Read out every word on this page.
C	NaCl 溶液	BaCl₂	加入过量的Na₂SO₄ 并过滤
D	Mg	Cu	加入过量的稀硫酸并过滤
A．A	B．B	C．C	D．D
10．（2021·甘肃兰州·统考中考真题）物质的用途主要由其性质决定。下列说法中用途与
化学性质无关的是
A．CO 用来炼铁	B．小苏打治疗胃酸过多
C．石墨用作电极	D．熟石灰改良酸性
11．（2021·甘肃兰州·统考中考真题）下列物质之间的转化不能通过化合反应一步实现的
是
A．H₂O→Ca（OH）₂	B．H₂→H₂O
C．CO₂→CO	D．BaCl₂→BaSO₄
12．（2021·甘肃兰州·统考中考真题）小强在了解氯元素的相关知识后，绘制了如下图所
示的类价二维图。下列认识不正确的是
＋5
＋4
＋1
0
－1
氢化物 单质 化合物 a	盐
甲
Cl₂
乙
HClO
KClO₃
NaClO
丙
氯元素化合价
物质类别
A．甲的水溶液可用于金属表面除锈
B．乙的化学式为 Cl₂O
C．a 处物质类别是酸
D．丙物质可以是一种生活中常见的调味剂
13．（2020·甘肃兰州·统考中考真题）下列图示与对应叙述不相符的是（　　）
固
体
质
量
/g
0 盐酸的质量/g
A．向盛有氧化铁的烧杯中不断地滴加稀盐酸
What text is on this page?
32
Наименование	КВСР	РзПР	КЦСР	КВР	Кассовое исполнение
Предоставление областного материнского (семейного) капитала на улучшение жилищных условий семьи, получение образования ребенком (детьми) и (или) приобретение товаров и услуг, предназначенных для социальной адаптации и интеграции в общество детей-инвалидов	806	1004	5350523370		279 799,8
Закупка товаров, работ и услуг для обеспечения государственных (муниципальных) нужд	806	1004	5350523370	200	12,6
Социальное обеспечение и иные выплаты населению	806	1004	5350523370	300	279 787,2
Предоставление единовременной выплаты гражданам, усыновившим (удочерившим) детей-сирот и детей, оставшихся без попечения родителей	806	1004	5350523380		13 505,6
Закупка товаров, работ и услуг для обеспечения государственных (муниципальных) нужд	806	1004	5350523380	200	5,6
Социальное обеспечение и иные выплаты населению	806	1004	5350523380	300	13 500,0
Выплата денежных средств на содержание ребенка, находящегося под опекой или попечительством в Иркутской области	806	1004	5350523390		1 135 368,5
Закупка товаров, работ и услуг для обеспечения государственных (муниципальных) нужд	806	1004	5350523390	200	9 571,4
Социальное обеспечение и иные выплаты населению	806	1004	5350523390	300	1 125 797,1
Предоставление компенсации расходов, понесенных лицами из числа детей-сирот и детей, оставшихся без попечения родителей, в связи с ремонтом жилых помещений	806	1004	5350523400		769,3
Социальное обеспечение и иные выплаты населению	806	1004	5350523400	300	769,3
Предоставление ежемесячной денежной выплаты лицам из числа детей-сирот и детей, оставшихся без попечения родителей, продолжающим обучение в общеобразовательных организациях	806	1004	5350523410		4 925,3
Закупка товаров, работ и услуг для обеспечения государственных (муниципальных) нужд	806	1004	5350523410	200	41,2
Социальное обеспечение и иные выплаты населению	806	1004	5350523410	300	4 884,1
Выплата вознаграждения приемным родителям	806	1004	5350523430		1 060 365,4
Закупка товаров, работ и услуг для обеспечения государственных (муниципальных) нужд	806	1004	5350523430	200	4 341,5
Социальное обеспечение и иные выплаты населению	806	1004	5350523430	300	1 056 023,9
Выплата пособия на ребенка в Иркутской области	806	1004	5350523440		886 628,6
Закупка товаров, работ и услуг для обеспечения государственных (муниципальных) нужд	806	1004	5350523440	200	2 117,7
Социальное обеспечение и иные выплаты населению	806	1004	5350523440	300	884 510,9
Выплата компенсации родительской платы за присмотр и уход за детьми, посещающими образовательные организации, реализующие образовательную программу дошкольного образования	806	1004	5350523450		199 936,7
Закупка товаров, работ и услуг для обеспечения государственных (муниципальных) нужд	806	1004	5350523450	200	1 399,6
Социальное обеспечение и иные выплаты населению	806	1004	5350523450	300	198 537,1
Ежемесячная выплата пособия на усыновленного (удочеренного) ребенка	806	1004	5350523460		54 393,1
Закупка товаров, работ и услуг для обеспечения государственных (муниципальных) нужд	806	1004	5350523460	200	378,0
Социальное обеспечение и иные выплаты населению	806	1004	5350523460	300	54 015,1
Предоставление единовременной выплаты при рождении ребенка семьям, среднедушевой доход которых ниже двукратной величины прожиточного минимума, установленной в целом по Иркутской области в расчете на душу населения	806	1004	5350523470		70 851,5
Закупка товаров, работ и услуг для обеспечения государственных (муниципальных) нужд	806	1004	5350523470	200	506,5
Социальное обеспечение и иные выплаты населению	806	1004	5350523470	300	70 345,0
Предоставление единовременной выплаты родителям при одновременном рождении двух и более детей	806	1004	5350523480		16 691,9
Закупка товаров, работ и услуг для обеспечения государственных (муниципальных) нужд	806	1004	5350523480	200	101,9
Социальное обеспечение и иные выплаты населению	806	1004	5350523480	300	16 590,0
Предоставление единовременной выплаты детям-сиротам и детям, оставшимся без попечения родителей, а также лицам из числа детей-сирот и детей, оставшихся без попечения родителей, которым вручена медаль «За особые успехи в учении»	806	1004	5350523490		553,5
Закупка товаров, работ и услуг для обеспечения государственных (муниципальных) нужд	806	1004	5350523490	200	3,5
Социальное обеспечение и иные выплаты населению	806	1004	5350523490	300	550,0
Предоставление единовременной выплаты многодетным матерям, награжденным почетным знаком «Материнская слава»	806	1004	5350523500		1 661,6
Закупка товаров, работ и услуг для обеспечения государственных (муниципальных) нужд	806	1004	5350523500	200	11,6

The request: Look through the lines above and collect those with the word "this".

Solution to the problem:
Read out every word on this page.
What text is on this page?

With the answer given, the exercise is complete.